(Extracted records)
---*---

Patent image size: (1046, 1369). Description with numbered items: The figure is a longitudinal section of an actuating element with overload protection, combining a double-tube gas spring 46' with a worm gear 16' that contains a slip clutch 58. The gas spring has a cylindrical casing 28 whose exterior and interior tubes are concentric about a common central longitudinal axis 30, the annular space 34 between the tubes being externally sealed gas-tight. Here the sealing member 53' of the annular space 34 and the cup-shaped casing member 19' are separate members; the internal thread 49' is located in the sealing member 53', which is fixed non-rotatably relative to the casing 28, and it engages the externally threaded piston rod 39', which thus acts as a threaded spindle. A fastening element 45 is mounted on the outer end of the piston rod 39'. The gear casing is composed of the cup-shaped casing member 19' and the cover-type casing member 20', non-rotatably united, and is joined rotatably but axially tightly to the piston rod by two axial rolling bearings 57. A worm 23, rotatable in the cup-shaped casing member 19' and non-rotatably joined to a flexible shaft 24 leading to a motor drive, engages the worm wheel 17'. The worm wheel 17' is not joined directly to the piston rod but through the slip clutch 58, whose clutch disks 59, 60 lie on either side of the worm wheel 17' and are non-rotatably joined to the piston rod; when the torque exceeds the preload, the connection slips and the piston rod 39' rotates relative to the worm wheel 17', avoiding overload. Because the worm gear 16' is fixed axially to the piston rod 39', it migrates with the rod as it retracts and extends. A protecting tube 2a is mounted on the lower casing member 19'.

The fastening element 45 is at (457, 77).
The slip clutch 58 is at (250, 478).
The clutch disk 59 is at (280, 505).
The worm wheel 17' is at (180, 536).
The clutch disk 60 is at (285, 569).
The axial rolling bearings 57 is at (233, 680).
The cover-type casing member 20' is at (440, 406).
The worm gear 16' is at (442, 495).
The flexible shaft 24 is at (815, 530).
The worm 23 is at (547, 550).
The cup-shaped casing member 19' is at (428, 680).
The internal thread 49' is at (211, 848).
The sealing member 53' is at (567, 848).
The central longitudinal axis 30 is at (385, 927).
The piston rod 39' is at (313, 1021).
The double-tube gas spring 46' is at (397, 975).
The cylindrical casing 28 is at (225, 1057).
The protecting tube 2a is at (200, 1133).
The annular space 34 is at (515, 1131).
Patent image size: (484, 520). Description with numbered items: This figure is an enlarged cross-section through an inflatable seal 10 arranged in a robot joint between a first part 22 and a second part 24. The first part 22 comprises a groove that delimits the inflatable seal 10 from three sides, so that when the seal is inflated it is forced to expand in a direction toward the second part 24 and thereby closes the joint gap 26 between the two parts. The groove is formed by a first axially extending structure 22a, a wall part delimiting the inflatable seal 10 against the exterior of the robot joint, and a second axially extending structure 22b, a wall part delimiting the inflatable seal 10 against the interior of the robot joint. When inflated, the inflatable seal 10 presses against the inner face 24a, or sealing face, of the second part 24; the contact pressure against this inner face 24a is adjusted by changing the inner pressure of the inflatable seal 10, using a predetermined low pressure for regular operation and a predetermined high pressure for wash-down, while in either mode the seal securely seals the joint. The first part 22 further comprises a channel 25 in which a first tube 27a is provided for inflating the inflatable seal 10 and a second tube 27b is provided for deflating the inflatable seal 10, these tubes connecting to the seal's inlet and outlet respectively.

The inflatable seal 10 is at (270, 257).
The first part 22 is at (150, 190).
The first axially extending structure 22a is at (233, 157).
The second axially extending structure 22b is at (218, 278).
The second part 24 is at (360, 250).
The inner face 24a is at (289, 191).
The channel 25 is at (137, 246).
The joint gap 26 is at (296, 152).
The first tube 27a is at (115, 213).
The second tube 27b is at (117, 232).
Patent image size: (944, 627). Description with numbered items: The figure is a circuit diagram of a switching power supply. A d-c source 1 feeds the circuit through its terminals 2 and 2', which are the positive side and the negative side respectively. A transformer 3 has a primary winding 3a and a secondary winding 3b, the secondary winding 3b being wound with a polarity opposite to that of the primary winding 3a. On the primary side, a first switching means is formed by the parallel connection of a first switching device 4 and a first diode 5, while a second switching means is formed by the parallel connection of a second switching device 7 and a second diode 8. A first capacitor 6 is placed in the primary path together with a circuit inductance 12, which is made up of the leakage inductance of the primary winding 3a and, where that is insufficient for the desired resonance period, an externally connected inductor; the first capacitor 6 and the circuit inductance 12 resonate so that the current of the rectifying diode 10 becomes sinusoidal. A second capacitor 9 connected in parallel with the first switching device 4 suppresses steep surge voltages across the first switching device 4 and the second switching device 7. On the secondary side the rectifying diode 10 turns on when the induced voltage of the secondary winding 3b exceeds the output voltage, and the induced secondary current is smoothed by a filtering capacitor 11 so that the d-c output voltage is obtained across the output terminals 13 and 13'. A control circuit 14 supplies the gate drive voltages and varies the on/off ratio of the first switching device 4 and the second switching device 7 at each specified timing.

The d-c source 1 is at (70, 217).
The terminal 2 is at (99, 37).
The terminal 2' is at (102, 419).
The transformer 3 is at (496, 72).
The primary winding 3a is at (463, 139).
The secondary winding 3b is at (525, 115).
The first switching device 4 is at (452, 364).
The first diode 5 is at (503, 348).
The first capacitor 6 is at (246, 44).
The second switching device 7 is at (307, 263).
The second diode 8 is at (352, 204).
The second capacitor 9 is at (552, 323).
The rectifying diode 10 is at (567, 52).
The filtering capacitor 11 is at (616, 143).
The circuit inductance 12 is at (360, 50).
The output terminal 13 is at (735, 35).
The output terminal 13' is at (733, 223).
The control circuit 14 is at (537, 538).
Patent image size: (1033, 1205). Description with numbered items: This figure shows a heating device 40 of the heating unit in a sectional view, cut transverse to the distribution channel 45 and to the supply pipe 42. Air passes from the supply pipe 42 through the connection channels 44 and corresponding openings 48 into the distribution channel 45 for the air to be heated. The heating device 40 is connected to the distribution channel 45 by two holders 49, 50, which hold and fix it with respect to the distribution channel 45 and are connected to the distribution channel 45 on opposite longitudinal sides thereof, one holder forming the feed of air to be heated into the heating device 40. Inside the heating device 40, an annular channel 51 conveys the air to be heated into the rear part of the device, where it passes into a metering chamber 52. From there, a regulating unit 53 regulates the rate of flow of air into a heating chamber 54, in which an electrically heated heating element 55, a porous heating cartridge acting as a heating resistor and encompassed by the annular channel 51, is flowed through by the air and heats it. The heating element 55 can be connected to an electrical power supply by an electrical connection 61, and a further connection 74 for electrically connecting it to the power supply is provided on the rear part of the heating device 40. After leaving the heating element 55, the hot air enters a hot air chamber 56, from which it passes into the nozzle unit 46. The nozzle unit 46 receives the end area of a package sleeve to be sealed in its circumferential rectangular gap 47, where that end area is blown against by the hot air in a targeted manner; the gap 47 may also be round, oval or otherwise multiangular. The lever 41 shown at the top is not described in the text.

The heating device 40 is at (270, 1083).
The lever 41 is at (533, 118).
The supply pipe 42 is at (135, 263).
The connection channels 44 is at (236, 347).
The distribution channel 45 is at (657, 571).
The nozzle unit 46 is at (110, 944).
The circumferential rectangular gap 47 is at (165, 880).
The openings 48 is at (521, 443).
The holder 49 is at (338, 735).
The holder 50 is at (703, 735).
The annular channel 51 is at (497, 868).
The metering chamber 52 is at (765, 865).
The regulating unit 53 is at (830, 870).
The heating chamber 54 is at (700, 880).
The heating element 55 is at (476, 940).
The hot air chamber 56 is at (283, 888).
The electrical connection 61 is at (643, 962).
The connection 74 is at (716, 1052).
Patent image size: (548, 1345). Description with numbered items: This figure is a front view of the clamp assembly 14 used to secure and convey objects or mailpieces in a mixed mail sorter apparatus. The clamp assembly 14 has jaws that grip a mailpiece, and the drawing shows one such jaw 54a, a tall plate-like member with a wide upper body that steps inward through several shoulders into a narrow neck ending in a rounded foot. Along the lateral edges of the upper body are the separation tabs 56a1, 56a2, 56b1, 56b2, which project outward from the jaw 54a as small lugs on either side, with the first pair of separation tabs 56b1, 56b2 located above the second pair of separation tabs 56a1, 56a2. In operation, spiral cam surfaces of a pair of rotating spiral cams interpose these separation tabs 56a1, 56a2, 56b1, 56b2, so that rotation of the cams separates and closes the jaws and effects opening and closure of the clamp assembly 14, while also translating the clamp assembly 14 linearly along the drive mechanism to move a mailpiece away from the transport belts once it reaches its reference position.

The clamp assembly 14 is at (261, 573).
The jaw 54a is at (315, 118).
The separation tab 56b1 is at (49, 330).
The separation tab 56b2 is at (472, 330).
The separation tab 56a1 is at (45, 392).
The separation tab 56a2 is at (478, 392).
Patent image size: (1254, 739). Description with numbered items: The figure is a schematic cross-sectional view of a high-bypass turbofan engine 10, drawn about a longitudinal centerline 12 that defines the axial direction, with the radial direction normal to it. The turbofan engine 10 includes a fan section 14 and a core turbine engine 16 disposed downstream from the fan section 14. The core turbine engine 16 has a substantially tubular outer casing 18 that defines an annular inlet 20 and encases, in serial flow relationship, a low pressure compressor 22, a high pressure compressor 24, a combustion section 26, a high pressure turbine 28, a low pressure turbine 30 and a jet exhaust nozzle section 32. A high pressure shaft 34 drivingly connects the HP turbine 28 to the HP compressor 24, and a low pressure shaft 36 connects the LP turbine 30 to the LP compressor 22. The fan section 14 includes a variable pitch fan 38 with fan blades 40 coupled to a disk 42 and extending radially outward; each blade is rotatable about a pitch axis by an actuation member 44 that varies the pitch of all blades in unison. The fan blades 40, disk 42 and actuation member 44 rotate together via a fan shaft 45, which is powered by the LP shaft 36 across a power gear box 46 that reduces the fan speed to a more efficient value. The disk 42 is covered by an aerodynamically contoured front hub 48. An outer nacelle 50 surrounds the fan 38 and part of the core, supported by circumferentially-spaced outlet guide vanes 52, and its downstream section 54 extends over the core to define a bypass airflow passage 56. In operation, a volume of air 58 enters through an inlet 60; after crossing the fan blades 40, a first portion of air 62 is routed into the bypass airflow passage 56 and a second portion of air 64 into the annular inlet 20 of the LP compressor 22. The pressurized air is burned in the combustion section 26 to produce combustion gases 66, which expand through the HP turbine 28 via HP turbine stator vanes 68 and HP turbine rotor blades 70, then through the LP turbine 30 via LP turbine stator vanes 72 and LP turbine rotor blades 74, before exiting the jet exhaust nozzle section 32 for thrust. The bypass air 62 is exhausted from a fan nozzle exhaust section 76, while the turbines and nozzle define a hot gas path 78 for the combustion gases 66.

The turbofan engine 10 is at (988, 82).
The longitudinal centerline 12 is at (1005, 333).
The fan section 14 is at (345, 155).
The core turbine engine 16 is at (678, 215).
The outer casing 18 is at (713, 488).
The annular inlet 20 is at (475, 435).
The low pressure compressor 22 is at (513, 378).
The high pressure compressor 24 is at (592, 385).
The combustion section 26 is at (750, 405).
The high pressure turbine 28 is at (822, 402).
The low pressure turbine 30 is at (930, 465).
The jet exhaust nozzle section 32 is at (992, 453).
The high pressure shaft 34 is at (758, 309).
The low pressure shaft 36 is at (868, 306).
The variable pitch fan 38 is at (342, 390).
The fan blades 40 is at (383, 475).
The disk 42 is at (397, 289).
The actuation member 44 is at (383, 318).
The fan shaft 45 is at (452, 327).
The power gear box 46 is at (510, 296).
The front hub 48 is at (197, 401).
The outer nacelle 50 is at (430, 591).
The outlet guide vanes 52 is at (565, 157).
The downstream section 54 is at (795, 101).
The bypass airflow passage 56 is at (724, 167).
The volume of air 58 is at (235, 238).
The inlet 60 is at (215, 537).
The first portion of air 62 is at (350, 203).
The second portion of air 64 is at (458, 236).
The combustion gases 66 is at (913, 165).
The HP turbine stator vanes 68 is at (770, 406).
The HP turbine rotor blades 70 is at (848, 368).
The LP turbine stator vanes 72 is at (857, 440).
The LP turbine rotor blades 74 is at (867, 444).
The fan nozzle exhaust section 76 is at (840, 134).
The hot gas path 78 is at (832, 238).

---*---

Beginning at the line that contains "Patent image size: (548, 1345)." and ending after the line that contains "The clamp assembly 14 is at (261, 573).", give those lines of the entries as a Markdown table with the columns Row and Line. Omit blank lines.

| Row | Line |
|---|---|
| 1 | Patent image size: (548, 1345). Description with numbered items: This figure is a front view of the clamp assembly 14 used to secure and convey objects or mailpieces in a mixed mail sorter apparatus. The clamp assembly 14 has jaws that grip a mailpiece, and the drawing shows one such jaw 54a, a tall plate-like member with a wide upper body that steps inward through several shoulders into a narrow neck ending in a rounded foot. Along the lateral edges of the upper body are the separation tabs 56a1, 56a2, 56b1, 56b2, which project outward from the jaw 54a as small lugs on either side, with the first pair of separation tabs 56b1, 56b2 located above the second pair of separation tabs 56a1, 56a2. In operation, spiral cam surfaces of a pair of rotating spiral cams interpose these separation tabs 56a1, 56a2, 56b1, 56b2, so that rotation of the cams separates and closes the jaws and effects opening and closure of the clamp assembly 14, while also translating the clamp assembly 14 linearly along the drive mechanism to move a mailpiece away from the transport belts once it reaches its reference position. |
| 2 | The clamp assembly 14 is at (261, 573). |